CONSIGNE:
Mettez sous forme de liste numérotée les lignes ci-dessous, en commençant par la toute première et en terminant par celle qui contient "ok-button-label: OK xyxy=(173,259,188,270)", ces deux bornes comprises. Omettez les lignes vides.

LIGNES RELEVÉES:
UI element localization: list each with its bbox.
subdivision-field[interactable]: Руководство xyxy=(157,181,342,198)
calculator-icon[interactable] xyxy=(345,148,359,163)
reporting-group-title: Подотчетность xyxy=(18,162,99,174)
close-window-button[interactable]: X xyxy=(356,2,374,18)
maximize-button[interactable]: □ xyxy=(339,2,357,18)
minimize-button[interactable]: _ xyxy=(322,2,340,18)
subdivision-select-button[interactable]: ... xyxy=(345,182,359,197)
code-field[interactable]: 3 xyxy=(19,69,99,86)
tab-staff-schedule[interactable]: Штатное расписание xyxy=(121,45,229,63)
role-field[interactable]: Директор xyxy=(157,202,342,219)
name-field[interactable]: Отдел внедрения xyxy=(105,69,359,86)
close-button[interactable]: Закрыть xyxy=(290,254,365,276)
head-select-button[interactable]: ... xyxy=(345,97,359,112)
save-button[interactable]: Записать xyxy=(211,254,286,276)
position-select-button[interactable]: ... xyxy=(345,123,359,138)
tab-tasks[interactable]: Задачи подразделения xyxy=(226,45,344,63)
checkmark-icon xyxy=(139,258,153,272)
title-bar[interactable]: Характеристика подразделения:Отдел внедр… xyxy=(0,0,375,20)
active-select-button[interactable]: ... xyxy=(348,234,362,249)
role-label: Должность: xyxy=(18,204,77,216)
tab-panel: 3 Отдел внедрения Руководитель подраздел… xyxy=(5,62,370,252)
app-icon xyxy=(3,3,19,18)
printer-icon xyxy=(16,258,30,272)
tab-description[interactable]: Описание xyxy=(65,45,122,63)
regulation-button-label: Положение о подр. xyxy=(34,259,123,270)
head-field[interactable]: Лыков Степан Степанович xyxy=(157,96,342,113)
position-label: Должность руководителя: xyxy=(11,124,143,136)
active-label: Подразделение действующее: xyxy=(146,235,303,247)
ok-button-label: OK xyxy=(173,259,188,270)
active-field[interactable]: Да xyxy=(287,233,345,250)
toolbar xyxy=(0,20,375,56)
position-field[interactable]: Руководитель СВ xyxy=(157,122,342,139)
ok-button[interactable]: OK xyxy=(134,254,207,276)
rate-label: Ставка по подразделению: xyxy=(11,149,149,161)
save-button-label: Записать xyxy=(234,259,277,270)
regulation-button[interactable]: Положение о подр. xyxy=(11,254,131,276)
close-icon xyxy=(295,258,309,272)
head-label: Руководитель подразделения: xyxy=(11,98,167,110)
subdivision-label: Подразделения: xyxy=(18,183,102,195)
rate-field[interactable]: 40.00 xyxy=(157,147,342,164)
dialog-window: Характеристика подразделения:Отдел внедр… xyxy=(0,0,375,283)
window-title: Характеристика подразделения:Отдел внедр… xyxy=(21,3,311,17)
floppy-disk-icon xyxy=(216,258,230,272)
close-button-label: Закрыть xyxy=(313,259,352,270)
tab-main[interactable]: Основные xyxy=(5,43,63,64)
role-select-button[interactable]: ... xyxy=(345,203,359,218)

RÉSULTAT:
1. UI element localization: list each with its bbox.
2. subdivision-field[interactable]: Руководство xyxy=(157,181,342,198)
3. calculator-icon[interactable] xyxy=(345,148,359,163)
4. reporting-group-title: Подотчетность xyxy=(18,162,99,174)
5. close-window-button[interactable]: X xyxy=(356,2,374,18)
6. maximize-button[interactable]: □ xyxy=(339,2,357,18)
7. minimize-button[interactable]: _ xyxy=(322,2,340,18)
8. subdivision-select-button[interactable]: ... xyxy=(345,182,359,197)
9. code-field[interactable]: 3 xyxy=(19,69,99,86)
10. tab-staff-schedule[interactable]: Штатное расписание xyxy=(121,45,229,63)
11. role-field[interactable]: Директор xyxy=(157,202,342,219)
12. name-field[interactable]: Отдел внедрения xyxy=(105,69,359,86)
13. close-button[interactable]: Закрыть xyxy=(290,254,365,276)
14. head-select-button[interactable]: ... xyxy=(345,97,359,112)
15. save-button[interactable]: Записать xyxy=(211,254,286,276)
16. position-select-button[interactable]: ... xyxy=(345,123,359,138)
17. tab-tasks[interactable]: Задачи подразделения xyxy=(226,45,344,63)
18. checkmark-icon xyxy=(139,258,153,272)
19. title-bar[interactable]: Характеристика подразделения:Отдел внедр… xyxy=(0,0,375,20)
20. active-select-button[interactable]: ... xyxy=(348,234,362,249)
21. role-label: Должность: xyxy=(18,204,77,216)
22. tab-panel: 3 Отдел внедрения Руководитель подраздел… xyxy=(5,62,370,252)
23. app-icon xyxy=(3,3,19,18)
24. printer-icon xyxy=(16,258,30,272)
25. tab-description[interactable]: Описание xyxy=(65,45,122,63)
26. regulation-button-label: Положение о подр. xyxy=(34,259,123,270)
27. head-field[interactable]: Лыков Степан Степанович xyxy=(157,96,342,113)
28. position-label: Должность руководителя: xyxy=(11,124,143,136)
29. active-label: Подразделение действующее: xyxy=(146,235,303,247)
30. ok-button-label: OK xyxy=(173,259,188,270)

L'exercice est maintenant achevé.